##### Selected excerpt #####
Authentication - kollektivesplagiieren/innovative-commercial-market GitHub Wiki
Theory
Token-based vs. session-based authentication
Token-based authentication
Token authentication involves issuing a unique token (usually a long string of characters) to a client after they successfully authenticate. The token is typically generated by the server and sent to the client after a login request. The client stores the token, usually in local storage or a cookie, and includes it in subsequent requests to the server. The server validates the token on each request by checking if it matches a stored token and whether it's still valid. Tokens can be used for stateless authentication, meaning the server doesn't need to store session data, making it suitable for scaling and microservices architectures. Tokens often have an expiration time (e.g., JWTs) and can carry additional data (claims) beyond authentication.
##### Entries shown #####
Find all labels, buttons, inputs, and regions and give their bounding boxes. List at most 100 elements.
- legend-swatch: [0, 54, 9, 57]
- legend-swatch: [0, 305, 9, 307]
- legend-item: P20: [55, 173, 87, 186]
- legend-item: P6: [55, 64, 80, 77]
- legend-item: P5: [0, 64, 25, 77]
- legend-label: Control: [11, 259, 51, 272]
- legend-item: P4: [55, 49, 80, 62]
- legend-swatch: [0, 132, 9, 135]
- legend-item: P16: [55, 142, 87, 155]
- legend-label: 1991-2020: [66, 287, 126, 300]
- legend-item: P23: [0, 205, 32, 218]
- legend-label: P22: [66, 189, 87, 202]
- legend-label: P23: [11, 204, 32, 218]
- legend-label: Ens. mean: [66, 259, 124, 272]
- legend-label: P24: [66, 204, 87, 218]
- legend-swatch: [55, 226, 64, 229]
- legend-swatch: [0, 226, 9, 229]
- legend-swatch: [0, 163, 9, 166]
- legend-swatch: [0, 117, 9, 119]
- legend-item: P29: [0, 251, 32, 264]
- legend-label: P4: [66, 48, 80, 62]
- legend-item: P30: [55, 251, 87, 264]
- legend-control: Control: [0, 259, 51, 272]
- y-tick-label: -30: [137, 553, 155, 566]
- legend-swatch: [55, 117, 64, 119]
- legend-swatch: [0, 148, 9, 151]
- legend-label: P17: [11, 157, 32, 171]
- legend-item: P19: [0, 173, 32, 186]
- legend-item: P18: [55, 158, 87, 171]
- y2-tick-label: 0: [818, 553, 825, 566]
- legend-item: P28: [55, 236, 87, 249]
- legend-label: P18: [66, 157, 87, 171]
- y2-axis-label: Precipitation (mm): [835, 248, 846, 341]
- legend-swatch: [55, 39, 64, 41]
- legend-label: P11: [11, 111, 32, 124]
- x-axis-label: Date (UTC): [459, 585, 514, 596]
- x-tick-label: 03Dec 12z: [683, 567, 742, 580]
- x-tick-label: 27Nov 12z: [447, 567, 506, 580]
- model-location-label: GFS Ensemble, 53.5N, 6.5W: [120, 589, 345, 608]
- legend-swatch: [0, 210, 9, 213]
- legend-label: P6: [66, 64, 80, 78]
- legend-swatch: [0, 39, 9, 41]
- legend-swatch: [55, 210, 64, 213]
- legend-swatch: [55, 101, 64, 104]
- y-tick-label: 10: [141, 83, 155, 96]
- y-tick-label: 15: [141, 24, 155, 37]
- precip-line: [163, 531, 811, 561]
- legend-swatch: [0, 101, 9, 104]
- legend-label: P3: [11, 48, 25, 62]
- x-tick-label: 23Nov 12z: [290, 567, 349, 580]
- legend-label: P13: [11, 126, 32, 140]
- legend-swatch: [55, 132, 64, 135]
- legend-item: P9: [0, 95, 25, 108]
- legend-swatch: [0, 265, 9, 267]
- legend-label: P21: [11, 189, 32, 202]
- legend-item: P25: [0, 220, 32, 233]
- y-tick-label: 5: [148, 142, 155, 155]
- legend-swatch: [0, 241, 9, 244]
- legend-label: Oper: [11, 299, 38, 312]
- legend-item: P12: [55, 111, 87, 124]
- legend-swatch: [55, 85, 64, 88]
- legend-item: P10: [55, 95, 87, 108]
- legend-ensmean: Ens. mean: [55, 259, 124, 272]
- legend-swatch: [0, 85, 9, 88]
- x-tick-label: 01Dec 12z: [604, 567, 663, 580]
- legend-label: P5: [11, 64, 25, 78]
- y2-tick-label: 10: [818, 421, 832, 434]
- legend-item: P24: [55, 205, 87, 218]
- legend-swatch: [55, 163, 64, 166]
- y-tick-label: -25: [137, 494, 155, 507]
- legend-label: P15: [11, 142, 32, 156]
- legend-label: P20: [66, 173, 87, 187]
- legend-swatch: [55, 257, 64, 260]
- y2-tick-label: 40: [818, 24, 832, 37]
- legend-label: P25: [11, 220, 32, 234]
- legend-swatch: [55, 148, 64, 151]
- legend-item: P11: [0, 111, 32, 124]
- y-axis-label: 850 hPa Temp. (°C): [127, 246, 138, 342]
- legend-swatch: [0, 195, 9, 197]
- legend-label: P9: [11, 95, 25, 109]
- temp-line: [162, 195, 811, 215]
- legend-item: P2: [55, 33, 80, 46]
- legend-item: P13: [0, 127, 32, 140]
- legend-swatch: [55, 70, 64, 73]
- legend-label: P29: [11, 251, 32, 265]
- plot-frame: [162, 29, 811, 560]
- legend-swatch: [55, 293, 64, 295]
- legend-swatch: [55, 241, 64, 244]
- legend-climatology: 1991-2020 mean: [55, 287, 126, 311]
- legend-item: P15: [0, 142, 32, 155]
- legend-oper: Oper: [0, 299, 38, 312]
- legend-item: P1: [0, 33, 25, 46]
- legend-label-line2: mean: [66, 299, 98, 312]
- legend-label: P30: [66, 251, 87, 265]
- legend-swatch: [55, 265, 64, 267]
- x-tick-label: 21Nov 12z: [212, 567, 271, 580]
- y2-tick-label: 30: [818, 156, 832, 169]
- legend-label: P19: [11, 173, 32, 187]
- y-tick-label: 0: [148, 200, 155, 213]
#####
* _Work to do_: Condense the paragraph of the authentication wiki page that begins "Token authentication involves issuing" into a bulleted list that keeps its main facts.

* _Problem solution_:
- After a successful login, the server generates a unique token (usually a long string of characters) and sends it to the client.
- The client stores the token, usually in local storage or a cookie, and includes it in later requests.
- On each request, the server checks that the token matches a stored token and is still valid.
- Tokens allow stateless authentication. The server keeps no session data, which suits scaling and microservices architectures.
- Tokens often expire (e.g., JWTs) and can carry additional data (claims) beyond authentication.